_PROVIDED RECORDS_
>>>>
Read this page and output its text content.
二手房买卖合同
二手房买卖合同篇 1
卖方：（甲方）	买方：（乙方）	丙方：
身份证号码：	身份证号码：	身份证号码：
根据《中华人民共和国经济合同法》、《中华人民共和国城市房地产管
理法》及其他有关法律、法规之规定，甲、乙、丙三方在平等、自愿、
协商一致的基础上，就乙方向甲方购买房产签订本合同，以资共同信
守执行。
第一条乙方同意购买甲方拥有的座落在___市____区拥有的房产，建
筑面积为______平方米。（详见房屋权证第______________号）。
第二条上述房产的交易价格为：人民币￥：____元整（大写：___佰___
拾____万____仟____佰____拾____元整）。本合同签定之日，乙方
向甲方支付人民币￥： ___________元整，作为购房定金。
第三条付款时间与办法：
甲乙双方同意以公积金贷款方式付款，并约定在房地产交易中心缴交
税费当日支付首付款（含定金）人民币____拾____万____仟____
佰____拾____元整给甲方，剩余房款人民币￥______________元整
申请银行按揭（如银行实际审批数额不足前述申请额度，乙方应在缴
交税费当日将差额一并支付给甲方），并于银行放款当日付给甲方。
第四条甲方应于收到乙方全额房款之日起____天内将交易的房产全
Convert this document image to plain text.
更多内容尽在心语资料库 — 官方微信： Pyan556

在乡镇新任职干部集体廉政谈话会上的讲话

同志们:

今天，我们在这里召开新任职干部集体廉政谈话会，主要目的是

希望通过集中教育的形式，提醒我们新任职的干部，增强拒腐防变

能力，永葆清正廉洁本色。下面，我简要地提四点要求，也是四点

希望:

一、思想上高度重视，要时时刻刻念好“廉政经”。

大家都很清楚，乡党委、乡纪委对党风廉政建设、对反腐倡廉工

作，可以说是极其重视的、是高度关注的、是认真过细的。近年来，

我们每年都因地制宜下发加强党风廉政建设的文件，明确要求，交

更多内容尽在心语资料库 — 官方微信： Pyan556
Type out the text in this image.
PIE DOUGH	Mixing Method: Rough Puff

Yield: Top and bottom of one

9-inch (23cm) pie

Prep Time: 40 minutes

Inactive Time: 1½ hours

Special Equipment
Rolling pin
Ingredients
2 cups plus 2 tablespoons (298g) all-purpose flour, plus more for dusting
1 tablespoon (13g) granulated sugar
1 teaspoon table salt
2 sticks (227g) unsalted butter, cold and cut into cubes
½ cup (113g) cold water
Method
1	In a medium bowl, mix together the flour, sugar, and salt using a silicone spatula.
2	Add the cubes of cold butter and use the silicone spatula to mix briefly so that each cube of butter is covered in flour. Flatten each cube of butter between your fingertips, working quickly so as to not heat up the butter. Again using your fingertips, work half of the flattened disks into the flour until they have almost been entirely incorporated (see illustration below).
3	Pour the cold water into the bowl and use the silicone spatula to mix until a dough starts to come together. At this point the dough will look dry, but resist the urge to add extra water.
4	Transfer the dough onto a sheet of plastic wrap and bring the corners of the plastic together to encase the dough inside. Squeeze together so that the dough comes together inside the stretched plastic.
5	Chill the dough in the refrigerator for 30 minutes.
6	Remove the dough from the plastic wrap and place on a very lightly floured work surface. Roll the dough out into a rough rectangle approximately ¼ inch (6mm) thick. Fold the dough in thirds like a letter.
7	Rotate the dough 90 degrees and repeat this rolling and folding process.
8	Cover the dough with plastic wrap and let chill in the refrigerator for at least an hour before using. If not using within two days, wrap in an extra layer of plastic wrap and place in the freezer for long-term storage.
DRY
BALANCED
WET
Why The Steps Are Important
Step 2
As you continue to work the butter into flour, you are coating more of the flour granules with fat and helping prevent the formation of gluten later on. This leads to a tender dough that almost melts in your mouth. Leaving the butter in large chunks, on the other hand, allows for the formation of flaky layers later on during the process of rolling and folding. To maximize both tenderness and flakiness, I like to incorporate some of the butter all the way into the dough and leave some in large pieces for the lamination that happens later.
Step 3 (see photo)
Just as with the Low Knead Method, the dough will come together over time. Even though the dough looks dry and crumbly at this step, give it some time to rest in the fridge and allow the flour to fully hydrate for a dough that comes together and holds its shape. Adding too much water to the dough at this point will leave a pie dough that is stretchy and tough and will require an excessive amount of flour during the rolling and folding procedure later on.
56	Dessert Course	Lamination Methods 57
<<<<
_JOB_
Which lines of the data include "refrigerator"? Copy each of them.

_OUTPUT FOR THIS TASK_
5	Chill the dough in the refrigerator for 30 minutes.
8	Cover the dough with plastic wrap and let chill in the refrigerator for at least an hour before using. If not using within two days, wrap in an extra layer of plastic wrap and place in the freezer for long-term storage.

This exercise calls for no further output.